To be done:
Copy all of the records below verbatim.

Rows:

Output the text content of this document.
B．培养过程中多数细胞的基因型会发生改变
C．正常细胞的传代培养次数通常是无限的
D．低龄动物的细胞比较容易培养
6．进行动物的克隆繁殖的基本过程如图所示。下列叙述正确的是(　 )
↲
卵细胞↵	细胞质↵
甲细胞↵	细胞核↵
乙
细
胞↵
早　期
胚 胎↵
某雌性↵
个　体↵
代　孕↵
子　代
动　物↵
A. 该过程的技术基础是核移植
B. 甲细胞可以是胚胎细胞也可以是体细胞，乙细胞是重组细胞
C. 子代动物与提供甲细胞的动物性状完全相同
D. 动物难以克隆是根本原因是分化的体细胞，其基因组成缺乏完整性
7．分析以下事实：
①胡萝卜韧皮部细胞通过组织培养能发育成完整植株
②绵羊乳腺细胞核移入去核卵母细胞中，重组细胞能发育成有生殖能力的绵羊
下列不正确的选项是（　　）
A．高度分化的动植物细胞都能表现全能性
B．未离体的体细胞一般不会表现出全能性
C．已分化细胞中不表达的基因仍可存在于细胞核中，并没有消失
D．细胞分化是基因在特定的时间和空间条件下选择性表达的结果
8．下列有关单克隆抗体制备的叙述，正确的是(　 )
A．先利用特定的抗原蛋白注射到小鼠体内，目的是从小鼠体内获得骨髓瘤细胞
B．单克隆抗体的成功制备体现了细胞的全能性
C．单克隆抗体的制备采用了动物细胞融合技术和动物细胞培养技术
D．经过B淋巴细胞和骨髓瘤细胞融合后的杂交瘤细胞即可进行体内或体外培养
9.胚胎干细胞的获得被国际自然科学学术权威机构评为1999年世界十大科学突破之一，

Task response:
Output the text content of this document.
B．培养过程中多数细胞的基因型会发生改变
C．正常细胞的传代培养次数通常是无限的
D．低龄动物的细胞比较容易培养
6．进行动物的克隆繁殖的基本过程如图所示。下列叙述正确的是(　 )
↲
卵细胞↵	细胞质↵
甲细胞↵	细胞核↵
乙
细
胞↵
早　期
胚 胎↵
某雌性↵
个　体↵
代　孕↵
子　代
动　物↵
A. 该过程的技术基础是核移植
B. 甲细胞可以是胚胎细胞也可以是体细胞，乙细胞是重组细胞
C. 子代动物与提供甲细胞的动物性状完全相同
D. 动物难以克隆是根本原因是分化的体细胞，其基因组成缺乏完整性
7．分析以下事实：
①胡萝卜韧皮部细胞通过组织培养能发育成完整植株
②绵羊乳腺细胞核移入去核卵母细胞中，重组细胞能发育成有生殖能力的绵羊
下列不正确的选项是（　　）
A．高度分化的动植物细胞都能表现全能性
B．未离体的体细胞一般不会表现出全能性
C．已分化细胞中不表达的基因仍可存在于细胞核中，并没有消失
D．细胞分化是基因在特定的时间和空间条件下选择性表达的结果
8．下列有关单克隆抗体制备的叙述，正确的是(　 )
A．先利用特定的抗原蛋白注射到小鼠体内，目的是从小鼠体内获得骨髓瘤细胞
B．单克隆抗体的成功制备体现了细胞的全能性
C．单克隆抗体的制备采用了动物细胞融合技术和动物细胞培养技术
D．经过B淋巴细胞和骨髓瘤细胞融合后的杂交瘤细胞即可进行体内或体外培养
9.胚胎干细胞的获得被国际自然科学学术权威机构评为1999年世界十大科学突破之一，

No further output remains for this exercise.